======== Data for this task ========

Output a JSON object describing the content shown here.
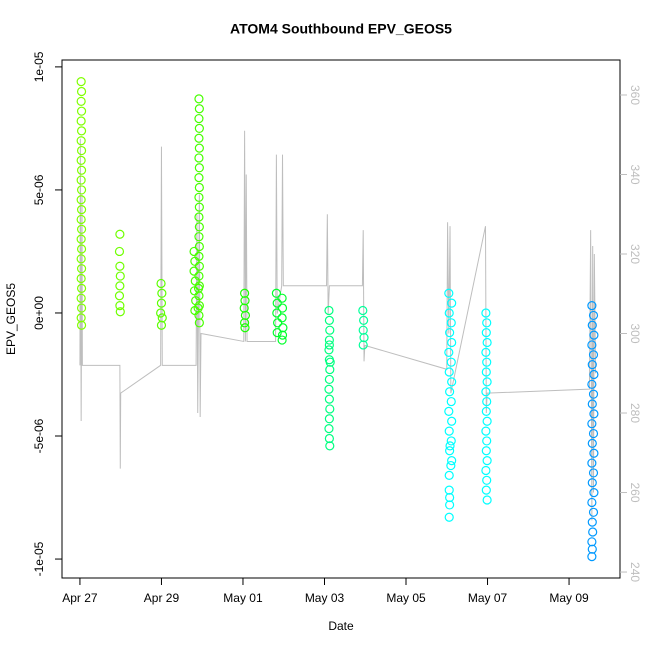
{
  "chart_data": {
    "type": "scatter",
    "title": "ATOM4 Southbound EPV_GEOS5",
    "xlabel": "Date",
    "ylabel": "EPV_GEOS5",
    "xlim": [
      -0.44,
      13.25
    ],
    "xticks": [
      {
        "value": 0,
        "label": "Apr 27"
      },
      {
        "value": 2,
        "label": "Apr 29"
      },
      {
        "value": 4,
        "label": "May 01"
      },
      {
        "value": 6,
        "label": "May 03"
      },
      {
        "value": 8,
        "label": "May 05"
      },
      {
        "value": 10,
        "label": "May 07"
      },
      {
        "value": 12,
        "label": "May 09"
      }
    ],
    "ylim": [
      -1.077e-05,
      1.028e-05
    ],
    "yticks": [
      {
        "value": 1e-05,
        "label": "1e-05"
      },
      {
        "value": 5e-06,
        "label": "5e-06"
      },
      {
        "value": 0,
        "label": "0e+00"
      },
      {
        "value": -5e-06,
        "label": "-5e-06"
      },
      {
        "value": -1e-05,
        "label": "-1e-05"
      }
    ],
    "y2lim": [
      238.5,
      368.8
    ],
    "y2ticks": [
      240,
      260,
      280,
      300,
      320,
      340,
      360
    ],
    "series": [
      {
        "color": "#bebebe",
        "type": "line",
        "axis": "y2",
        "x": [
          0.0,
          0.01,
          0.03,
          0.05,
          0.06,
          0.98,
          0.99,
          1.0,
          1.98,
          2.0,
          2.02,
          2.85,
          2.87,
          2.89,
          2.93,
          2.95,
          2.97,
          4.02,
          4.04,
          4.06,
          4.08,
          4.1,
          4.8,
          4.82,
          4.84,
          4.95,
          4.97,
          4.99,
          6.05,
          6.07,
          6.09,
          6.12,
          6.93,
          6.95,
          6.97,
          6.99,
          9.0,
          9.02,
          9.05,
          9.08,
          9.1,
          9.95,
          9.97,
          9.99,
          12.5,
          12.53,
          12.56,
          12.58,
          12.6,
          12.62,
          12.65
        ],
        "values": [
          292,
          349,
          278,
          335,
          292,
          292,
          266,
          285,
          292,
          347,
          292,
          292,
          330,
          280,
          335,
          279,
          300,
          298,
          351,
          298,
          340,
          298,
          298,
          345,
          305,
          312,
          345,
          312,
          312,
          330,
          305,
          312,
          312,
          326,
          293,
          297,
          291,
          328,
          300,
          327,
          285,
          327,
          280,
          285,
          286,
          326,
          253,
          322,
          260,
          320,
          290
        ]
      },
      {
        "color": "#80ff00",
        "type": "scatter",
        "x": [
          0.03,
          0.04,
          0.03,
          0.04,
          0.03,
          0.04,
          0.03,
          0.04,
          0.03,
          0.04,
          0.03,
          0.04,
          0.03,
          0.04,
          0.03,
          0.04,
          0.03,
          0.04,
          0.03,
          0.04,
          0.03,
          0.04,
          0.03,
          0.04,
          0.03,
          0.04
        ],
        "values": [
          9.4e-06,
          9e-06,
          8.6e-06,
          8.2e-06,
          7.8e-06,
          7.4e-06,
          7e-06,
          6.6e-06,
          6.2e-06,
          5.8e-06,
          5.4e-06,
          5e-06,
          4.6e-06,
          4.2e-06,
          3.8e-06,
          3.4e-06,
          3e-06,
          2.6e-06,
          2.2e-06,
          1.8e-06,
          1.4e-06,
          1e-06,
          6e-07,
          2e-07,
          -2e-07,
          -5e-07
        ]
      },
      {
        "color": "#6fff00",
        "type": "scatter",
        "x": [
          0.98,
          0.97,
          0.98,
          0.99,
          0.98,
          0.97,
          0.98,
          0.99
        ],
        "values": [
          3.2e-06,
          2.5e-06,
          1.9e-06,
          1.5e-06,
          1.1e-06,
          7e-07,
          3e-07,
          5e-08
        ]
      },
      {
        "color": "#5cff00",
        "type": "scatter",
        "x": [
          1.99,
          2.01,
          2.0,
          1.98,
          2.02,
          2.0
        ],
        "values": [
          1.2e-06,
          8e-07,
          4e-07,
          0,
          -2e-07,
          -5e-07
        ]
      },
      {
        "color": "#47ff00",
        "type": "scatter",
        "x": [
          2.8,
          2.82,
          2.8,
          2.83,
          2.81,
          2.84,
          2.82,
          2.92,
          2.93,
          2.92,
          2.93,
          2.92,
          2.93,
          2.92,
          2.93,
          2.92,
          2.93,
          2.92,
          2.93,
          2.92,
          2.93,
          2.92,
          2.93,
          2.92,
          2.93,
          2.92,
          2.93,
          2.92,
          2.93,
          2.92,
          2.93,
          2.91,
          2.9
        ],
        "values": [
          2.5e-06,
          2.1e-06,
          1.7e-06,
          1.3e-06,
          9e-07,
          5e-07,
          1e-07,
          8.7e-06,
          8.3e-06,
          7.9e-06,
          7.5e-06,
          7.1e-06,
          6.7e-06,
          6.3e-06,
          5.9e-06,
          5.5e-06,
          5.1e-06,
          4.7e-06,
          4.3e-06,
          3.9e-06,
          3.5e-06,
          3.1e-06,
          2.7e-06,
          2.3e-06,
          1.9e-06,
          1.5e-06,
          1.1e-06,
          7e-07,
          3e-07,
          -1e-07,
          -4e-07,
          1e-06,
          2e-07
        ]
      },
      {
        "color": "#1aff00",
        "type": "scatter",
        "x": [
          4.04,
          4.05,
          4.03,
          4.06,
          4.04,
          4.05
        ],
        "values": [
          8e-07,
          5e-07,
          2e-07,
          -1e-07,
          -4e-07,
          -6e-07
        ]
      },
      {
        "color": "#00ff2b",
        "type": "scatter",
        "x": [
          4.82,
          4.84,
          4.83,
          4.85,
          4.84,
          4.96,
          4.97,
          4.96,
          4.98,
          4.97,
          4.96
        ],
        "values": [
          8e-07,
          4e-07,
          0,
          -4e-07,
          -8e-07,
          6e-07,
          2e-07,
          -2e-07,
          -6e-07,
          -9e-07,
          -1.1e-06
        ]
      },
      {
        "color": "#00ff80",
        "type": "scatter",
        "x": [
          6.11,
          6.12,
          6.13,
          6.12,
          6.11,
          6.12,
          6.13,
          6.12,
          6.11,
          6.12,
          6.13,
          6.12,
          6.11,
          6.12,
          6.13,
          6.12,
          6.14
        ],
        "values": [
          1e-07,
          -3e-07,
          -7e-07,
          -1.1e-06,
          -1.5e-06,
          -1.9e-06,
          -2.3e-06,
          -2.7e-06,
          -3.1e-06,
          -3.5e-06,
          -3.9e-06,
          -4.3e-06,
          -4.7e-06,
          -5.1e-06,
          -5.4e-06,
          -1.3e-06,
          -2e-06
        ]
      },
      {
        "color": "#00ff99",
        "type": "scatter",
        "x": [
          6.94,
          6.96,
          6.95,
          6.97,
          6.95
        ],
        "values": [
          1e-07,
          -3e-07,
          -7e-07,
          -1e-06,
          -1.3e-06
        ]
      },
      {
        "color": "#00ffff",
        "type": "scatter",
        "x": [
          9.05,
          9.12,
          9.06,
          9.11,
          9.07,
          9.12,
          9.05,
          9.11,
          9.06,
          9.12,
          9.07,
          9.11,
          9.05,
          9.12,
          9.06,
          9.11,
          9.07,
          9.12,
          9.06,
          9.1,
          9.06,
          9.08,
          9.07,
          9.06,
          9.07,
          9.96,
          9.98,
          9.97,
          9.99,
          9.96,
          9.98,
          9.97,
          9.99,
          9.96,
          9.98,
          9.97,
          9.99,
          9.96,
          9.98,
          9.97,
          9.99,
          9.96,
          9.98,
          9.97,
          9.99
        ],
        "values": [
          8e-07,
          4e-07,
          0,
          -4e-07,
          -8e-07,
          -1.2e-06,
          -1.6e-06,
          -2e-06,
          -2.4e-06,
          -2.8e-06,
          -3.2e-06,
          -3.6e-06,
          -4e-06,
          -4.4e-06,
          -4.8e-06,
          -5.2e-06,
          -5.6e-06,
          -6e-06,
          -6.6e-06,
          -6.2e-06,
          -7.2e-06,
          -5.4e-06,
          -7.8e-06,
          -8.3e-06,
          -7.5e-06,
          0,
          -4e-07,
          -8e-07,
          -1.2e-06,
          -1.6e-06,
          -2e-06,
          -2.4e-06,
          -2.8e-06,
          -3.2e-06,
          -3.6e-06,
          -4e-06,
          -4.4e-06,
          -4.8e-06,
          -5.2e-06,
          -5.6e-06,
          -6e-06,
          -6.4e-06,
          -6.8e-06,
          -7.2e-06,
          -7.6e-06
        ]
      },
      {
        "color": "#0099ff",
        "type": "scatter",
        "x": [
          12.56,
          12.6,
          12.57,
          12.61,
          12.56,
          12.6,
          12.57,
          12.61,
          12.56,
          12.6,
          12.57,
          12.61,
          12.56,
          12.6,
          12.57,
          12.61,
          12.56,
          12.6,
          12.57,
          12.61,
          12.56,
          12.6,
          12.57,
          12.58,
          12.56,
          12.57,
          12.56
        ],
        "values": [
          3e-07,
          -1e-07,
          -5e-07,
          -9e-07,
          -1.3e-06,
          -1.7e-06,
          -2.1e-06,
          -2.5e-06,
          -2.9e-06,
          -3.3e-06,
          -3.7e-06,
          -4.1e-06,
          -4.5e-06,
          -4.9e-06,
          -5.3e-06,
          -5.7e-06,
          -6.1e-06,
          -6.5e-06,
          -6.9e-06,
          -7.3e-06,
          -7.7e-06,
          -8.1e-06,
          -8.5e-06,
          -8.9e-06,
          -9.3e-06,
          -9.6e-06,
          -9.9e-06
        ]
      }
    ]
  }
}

========

**The exercise**
State how many lines in the records above contain the word "color", giving only the number.

**Task result**
11